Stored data
※ ※ ※

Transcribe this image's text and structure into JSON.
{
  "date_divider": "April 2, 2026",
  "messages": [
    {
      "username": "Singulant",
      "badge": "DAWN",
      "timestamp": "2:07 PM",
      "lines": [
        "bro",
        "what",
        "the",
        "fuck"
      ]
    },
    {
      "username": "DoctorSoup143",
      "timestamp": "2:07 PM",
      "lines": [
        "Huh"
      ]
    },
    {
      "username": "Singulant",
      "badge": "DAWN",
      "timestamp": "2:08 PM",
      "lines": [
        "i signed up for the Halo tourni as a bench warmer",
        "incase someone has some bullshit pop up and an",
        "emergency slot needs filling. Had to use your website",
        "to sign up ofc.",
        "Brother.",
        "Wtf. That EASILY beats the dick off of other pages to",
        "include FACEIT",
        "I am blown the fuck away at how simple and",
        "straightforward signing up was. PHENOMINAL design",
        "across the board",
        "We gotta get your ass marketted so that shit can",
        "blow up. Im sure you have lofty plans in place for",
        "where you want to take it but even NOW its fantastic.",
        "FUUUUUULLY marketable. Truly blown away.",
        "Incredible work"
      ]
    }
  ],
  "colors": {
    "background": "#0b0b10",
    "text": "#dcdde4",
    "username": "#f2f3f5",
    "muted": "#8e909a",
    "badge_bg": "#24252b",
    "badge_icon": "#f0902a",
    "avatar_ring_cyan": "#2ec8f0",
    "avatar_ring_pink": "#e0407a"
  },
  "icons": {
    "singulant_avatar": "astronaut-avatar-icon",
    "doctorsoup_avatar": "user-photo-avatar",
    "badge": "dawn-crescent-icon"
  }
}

※ ※ ※

## [AIM]
Output all of the material exactly as written.

## [FULL SOLUTION]
Transcribe this image's text and structure into JSON.
{
  "date_divider": "April 2, 2026",
  "messages": [
    {
      "username": "Singulant",
      "badge": "DAWN",
      "timestamp": "2:07 PM",
      "lines": [
        "bro",
        "what",
        "the",
        "fuck"
      ]
    },
    {
      "username": "DoctorSoup143",
      "timestamp": "2:07 PM",
      "lines": [
        "Huh"
      ]
    },
    {
      "username": "Singulant",
      "badge": "DAWN",
      "timestamp": "2:08 PM",
      "lines": [
        "i signed up for the Halo tourni as a bench warmer",
        "incase someone has some bullshit pop up and an",
        "emergency slot needs filling. Had to use your website",
        "to sign up ofc.",
        "Brother.",
        "Wtf. That EASILY beats the dick off of other pages to",
        "include FACEIT",
        "I am blown the fuck away at how simple and",
        "straightforward signing up was. PHENOMINAL design",
        "across the board",
        "We gotta get your ass marketted so that shit can",
        "blow up. Im sure you have lofty plans in place for",
        "where you want to take it but even NOW its fantastic.",
        "FUUUUUULLY marketable. Truly blown away.",
        "Incredible work"
      ]
    }
  ],
  "colors": {
    "background": "#0b0b10",
    "text": "#dcdde4",
    "username": "#f2f3f5",
    "muted": "#8e909a",
    "badge_bg": "#24252b",
    "badge_icon": "#f0902a",
    "avatar_ring_cyan": "#2ec8f0",
    "avatar_ring_pink": "#e0407a"
  },
  "icons": {
    "singulant_avatar": "astronaut-avatar-icon",
    "doctorsoup_avatar": "user-photo-avatar",
    "badge": "dawn-crescent-icon"
  }
}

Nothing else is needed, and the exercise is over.